-- Start RECORDS PROVIDED --
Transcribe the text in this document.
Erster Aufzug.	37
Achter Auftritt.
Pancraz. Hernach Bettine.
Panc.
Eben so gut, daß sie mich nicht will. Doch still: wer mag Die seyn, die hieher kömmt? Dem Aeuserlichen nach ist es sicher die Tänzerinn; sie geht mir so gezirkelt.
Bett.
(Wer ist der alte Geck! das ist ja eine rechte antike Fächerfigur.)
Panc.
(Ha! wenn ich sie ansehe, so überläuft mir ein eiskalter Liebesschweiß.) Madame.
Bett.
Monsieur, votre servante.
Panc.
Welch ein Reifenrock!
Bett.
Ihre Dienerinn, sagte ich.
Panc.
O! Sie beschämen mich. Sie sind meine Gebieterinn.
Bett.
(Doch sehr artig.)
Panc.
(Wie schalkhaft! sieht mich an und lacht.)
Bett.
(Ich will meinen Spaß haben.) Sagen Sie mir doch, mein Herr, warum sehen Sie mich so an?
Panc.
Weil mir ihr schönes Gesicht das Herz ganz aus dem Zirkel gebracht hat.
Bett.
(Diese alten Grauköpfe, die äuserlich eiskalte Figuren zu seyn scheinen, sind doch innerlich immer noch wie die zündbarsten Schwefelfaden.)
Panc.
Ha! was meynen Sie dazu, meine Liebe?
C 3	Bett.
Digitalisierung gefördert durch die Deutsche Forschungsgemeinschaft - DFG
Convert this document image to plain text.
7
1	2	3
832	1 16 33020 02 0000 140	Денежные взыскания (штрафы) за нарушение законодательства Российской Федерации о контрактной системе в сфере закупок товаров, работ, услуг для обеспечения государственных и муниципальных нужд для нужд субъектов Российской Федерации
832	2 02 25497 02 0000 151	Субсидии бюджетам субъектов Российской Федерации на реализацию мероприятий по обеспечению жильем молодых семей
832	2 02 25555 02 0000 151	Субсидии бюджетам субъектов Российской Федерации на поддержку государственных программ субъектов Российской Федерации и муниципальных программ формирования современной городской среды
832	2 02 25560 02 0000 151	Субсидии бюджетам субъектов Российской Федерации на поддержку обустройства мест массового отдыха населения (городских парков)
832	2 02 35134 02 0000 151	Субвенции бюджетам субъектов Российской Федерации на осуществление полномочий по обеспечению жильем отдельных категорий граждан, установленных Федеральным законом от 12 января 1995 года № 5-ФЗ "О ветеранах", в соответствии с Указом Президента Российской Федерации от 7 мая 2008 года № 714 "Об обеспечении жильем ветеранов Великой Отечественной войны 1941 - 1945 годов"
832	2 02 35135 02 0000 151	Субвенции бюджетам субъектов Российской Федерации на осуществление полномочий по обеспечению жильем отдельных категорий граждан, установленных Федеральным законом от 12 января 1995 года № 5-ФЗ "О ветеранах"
-- End RECORDS PROVIDED --
WRITTEN REQUEST = Write the complete data out, exactly as above.

SOLUTION =
Transcribe the text in this document.
Erster Aufzug.	37
Achter Auftritt.
Pancraz. Hernach Bettine.
Panc.
Eben so gut, daß sie mich nicht will. Doch still: wer mag Die seyn, die hieher kömmt? Dem Aeuserlichen nach ist es sicher die Tänzerinn; sie geht mir so gezirkelt.
Bett.
(Wer ist der alte Geck! das ist ja eine rechte antike Fächerfigur.)
Panc.
(Ha! wenn ich sie ansehe, so überläuft mir ein eiskalter Liebesschweiß.) Madame.
Bett.
Monsieur, votre servante.
Panc.
Welch ein Reifenrock!
Bett.
Ihre Dienerinn, sagte ich.
Panc.
O! Sie beschämen mich. Sie sind meine Gebieterinn.
Bett.
(Doch sehr artig.)
Panc.
(Wie schalkhaft! sieht mich an und lacht.)
Bett.
(Ich will meinen Spaß haben.) Sagen Sie mir doch, mein Herr, warum sehen Sie mich so an?
Panc.
Weil mir ihr schönes Gesicht das Herz ganz aus dem Zirkel gebracht hat.
Bett.
(Diese alten Grauköpfe, die äuserlich eiskalte Figuren zu seyn scheinen, sind doch innerlich immer noch wie die zündbarsten Schwefelfaden.)
Panc.
Ha! was meynen Sie dazu, meine Liebe?
C 3	Bett.
Digitalisierung gefördert durch die Deutsche Forschungsgemeinschaft - DFG
Convert this document image to plain text.
7
1	2	3
832	1 16 33020 02 0000 140	Денежные взыскания (штрафы) за нарушение законодательства Российской Федерации о контрактной системе в сфере закупок товаров, работ, услуг для обеспечения государственных и муниципальных нужд для нужд субъектов Российской Федерации
832	2 02 25497 02 0000 151	Субсидии бюджетам субъектов Российской Федерации на реализацию мероприятий по обеспечению жильем молодых семей
832	2 02 25555 02 0000 151	Субсидии бюджетам субъектов Российской Федерации на поддержку государственных программ субъектов Российской Федерации и муниципальных программ формирования современной городской среды
832	2 02 25560 02 0000 151	Субсидии бюджетам субъектов Российской Федерации на поддержку обустройства мест массового отдыха населения (городских парков)
832	2 02 35134 02 0000 151	Субвенции бюджетам субъектов Российской Федерации на осуществление полномочий по обеспечению жильем отдельных категорий граждан, установленных Федеральным законом от 12 января 1995 года № 5-ФЗ "О ветеранах", в соответствии с Указом Президента Российской Федерации от 7 мая 2008 года № 714 "Об обеспечении жильем ветеранов Великой Отечественной войны 1941 - 1945 годов"
832	2 02 35135 02 0000 151	Субвенции бюджетам субъектов Российской Федерации на осуществление полномочий по обеспечению жильем отдельных категорий граждан, установленных Федеральным законом от 12 января 1995 года № 5-ФЗ "О ветеранах"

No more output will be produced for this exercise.